* start *
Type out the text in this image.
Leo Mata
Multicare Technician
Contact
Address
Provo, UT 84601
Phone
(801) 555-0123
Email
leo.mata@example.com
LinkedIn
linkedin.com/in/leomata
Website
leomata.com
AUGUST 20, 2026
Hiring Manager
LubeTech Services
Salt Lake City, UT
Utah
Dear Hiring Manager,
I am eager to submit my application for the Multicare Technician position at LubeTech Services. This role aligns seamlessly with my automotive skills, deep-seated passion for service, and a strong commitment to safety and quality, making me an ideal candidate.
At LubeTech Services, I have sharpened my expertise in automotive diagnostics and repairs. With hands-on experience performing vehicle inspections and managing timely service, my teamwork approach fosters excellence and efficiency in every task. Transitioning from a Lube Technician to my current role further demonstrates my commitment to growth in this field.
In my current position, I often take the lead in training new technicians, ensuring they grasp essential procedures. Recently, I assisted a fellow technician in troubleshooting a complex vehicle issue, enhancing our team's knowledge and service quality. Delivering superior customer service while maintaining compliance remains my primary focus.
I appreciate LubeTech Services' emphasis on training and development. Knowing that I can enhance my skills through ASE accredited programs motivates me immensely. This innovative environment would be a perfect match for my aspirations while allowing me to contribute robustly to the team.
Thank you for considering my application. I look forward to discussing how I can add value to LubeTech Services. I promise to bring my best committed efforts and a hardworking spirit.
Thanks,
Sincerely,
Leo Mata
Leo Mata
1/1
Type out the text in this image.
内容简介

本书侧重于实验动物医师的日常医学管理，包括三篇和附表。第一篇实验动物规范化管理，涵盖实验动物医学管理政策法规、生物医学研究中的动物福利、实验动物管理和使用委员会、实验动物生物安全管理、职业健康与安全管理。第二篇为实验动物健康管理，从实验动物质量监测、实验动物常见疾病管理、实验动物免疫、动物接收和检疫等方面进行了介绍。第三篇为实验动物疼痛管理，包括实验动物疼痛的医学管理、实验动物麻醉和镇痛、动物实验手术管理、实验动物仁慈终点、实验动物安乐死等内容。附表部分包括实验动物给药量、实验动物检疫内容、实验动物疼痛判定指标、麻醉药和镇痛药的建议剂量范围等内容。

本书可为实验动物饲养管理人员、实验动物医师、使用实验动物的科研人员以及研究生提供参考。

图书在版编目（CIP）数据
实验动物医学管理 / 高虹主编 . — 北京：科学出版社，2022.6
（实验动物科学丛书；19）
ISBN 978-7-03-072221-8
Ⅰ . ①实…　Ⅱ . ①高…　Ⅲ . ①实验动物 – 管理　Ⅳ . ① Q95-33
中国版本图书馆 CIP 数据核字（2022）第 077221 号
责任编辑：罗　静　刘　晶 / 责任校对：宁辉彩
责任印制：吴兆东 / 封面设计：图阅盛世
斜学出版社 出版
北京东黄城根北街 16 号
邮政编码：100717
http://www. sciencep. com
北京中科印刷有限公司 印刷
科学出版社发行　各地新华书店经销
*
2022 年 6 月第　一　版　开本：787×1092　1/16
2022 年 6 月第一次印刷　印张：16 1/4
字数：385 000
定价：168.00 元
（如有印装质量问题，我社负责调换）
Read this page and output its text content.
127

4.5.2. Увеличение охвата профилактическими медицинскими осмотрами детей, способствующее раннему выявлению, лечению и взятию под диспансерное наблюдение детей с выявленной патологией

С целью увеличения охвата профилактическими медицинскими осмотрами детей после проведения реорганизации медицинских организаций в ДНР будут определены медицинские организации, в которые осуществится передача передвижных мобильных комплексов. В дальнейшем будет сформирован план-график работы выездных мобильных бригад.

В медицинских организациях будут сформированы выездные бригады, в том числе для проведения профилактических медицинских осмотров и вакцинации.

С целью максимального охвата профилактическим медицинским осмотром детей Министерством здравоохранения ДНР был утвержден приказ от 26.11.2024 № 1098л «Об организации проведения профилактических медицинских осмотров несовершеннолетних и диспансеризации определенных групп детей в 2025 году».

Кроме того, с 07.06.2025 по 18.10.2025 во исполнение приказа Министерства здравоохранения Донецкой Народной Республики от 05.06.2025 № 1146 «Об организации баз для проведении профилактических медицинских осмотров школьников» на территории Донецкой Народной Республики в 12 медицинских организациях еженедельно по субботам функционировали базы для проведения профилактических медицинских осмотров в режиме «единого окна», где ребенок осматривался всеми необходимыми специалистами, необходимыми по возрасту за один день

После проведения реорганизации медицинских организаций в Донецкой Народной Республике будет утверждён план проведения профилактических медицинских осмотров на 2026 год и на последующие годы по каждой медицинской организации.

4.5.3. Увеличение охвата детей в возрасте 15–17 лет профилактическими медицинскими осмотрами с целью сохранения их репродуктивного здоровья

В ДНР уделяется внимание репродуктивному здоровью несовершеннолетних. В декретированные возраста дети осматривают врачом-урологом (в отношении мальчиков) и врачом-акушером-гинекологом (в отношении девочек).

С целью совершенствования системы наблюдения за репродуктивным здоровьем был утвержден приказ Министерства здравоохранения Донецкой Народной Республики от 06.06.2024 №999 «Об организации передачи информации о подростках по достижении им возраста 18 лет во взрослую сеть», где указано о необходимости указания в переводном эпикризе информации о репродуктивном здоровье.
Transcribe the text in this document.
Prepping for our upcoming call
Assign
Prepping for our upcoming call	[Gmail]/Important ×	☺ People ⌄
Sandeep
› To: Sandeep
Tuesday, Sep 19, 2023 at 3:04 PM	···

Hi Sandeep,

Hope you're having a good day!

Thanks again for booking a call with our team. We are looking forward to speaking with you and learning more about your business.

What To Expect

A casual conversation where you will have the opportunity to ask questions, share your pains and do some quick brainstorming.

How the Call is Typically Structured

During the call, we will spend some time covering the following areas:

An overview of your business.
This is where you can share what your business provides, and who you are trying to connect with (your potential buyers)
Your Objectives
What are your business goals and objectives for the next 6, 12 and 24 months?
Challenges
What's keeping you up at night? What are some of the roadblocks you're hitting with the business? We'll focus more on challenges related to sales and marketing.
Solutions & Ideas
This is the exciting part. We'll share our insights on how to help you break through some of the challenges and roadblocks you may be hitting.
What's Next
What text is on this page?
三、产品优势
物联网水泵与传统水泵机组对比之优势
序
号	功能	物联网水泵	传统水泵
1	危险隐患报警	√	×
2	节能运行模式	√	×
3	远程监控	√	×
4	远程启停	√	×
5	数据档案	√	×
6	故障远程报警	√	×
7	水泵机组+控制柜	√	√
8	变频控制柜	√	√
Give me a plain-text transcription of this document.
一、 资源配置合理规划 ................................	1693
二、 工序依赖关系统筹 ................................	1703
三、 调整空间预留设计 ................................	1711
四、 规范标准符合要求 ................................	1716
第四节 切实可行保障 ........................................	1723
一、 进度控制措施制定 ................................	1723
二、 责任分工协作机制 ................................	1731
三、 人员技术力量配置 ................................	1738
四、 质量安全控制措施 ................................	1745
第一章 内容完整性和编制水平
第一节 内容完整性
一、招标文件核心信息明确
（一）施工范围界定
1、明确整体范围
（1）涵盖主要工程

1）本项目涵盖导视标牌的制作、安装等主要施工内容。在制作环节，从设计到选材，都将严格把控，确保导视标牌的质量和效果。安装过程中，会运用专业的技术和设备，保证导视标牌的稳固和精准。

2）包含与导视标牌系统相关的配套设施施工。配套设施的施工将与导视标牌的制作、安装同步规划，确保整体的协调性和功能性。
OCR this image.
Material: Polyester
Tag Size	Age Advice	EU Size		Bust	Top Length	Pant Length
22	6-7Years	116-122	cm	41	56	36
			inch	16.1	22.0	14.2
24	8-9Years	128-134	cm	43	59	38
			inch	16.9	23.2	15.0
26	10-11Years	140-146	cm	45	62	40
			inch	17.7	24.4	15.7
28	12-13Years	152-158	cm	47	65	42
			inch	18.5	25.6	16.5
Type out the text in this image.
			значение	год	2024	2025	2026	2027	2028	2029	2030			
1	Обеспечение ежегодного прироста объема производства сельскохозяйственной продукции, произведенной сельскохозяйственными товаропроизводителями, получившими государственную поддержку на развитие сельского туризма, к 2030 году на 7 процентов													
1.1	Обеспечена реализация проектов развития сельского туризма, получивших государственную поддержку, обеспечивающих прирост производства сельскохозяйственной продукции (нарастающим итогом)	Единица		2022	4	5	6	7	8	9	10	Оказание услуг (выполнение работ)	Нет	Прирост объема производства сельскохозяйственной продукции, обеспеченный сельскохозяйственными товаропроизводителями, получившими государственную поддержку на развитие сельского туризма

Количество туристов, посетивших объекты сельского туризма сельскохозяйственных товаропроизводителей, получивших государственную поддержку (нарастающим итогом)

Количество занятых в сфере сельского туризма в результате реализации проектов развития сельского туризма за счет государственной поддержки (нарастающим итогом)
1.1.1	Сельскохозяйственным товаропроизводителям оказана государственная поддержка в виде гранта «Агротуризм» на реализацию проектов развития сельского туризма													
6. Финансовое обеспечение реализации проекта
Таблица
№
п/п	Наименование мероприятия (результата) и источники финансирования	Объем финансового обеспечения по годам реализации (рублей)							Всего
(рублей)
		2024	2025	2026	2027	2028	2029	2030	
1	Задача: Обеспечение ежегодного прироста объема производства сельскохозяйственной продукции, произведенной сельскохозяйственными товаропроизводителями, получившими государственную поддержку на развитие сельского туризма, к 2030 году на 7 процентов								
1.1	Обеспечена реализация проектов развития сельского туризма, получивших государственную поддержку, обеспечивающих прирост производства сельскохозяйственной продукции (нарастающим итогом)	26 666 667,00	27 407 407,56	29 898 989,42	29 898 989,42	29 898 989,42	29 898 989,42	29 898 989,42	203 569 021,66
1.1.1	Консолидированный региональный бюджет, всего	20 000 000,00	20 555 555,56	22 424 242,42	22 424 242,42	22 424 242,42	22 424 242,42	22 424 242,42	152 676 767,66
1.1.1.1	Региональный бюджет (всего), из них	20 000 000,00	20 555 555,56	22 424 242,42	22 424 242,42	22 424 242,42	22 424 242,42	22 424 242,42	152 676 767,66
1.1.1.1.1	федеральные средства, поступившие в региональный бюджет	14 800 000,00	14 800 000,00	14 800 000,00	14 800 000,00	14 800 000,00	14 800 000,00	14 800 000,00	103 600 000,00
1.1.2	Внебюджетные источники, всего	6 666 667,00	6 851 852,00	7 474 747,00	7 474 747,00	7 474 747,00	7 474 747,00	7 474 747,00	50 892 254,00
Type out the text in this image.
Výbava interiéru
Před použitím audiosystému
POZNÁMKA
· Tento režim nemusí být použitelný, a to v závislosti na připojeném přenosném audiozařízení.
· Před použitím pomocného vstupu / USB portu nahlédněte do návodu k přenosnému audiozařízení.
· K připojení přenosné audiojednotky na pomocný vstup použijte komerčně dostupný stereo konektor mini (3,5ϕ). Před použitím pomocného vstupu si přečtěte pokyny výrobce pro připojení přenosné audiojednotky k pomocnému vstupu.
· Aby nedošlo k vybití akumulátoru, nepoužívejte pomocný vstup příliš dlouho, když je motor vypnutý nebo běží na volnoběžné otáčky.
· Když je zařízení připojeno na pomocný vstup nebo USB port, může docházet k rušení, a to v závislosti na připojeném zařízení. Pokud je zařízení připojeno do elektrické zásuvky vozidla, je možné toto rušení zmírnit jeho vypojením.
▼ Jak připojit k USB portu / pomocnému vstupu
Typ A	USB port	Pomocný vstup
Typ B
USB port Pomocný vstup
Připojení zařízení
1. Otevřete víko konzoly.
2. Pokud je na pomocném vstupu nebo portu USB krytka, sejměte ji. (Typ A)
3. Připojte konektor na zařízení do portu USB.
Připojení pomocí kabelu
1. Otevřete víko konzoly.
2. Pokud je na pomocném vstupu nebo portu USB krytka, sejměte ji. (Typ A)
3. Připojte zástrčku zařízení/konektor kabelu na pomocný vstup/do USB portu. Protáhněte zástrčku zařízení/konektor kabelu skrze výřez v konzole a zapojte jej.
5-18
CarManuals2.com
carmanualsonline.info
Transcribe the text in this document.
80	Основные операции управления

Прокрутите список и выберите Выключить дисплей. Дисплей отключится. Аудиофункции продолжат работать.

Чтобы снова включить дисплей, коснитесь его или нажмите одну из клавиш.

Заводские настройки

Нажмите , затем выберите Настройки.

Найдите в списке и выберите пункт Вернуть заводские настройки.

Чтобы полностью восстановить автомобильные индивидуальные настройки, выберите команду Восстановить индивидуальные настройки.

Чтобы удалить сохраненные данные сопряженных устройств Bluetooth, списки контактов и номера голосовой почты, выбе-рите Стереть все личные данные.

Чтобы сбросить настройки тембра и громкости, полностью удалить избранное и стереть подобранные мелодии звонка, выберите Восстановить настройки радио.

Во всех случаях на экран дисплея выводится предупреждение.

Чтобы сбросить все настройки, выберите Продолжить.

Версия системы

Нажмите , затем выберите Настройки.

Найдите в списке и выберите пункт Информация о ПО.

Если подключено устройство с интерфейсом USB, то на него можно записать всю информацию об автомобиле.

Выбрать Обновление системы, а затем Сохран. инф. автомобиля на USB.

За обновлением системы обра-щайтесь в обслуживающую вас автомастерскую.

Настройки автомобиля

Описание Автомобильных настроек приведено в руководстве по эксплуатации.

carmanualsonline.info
* end *
## Requirement
Which lines hold the string "pomocnému"? List them all.

## Task answer
· K připojení přenosné audiojednotky na pomocný vstup použijte komerčně dostupný stereo konektor mini (3,5ϕ). Před použitím pomocného vstupu si přečtěte pokyny výrobce pro připojení přenosné audiojednotky k pomocnému vstupu.
▼ Jak připojit k USB portu / pomocnému vstupu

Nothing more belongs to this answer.